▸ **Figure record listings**

□ □ □ □

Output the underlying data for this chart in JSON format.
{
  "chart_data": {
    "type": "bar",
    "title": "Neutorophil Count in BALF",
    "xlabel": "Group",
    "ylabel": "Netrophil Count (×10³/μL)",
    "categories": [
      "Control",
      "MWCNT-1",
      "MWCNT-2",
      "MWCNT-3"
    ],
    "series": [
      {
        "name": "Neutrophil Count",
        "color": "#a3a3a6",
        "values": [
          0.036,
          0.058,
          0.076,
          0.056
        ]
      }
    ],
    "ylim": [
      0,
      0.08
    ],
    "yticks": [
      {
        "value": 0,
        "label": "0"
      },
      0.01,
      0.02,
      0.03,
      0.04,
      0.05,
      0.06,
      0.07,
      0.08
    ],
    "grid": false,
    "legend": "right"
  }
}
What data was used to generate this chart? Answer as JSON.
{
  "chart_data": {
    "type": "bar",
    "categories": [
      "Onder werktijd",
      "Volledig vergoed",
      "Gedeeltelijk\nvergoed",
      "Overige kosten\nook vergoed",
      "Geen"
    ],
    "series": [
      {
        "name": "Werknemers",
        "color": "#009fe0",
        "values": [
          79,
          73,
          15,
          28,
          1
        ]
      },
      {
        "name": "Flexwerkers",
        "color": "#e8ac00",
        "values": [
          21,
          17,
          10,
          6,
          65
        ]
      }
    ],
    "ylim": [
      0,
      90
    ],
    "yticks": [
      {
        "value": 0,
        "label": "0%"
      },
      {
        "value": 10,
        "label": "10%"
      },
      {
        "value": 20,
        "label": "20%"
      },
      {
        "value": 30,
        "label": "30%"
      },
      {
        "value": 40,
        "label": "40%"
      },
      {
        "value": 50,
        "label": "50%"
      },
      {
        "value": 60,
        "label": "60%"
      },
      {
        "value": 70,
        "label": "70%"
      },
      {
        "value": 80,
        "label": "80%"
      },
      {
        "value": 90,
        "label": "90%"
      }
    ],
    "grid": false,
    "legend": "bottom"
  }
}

□ □ □ □

▸ **STATED GOAL**
Every record above needs to be repeated word for word.

▸ **RESULT FOR THIS EXERCISE**
Output the underlying data for this chart in JSON format.
{
  "chart_data": {
    "type": "bar",
    "title": "Neutorophil Count in BALF",
    "xlabel": "Group",
    "ylabel": "Netrophil Count (×10³/μL)",
    "categories": [
      "Control",
      "MWCNT-1",
      "MWCNT-2",
      "MWCNT-3"
    ],
    "series": [
      {
        "name": "Neutrophil Count",
        "color": "#a3a3a6",
        "values": [
          0.036,
          0.058,
          0.076,
          0.056
        ]
      }
    ],
    "ylim": [
      0,
      0.08
    ],
    "yticks": [
      {
        "value": 0,
        "label": "0"
      },
      0.01,
      0.02,
      0.03,
      0.04,
      0.05,
      0.06,
      0.07,
      0.08
    ],
    "grid": false,
    "legend": "right"
  }
}
What data was used to generate this chart? Answer as JSON.
{
  "chart_data": {
    "type": "bar",
    "categories": [
      "Onder werktijd",
      "Volledig vergoed",
      "Gedeeltelijk\nvergoed",
      "Overige kosten\nook vergoed",
      "Geen"
    ],
    "series": [
      {
        "name": "Werknemers",
        "color": "#009fe0",
        "values": [
          79,
          73,
          15,
          28,
          1
        ]
      },
      {
        "name": "Flexwerkers",
        "color": "#e8ac00",
        "values": [
          21,
          17,
          10,
          6,
          65
        ]
      }
    ],
    "ylim": [
      0,
      90
    ],
    "yticks": [
      {
        "value": 0,
        "label": "0%"
      },
      {
        "value": 10,
        "label": "10%"
      },
      {
        "value": 20,
        "label": "20%"
      },
      {
        "value": 30,
        "label": "30%"
      },
      {
        "value": 40,
        "label": "40%"
      },
      {
        "value": 50,
        "label": "50%"
      },
      {
        "value": 60,
        "label": "60%"
      },
      {
        "value": 70,
        "label": "70%"
      },
      {
        "value": 80,
        "label": "80%"
      },
      {
        "value": 90,
        "label": "90%"
      }
    ],
    "grid": false,
    "legend": "bottom"
  }
}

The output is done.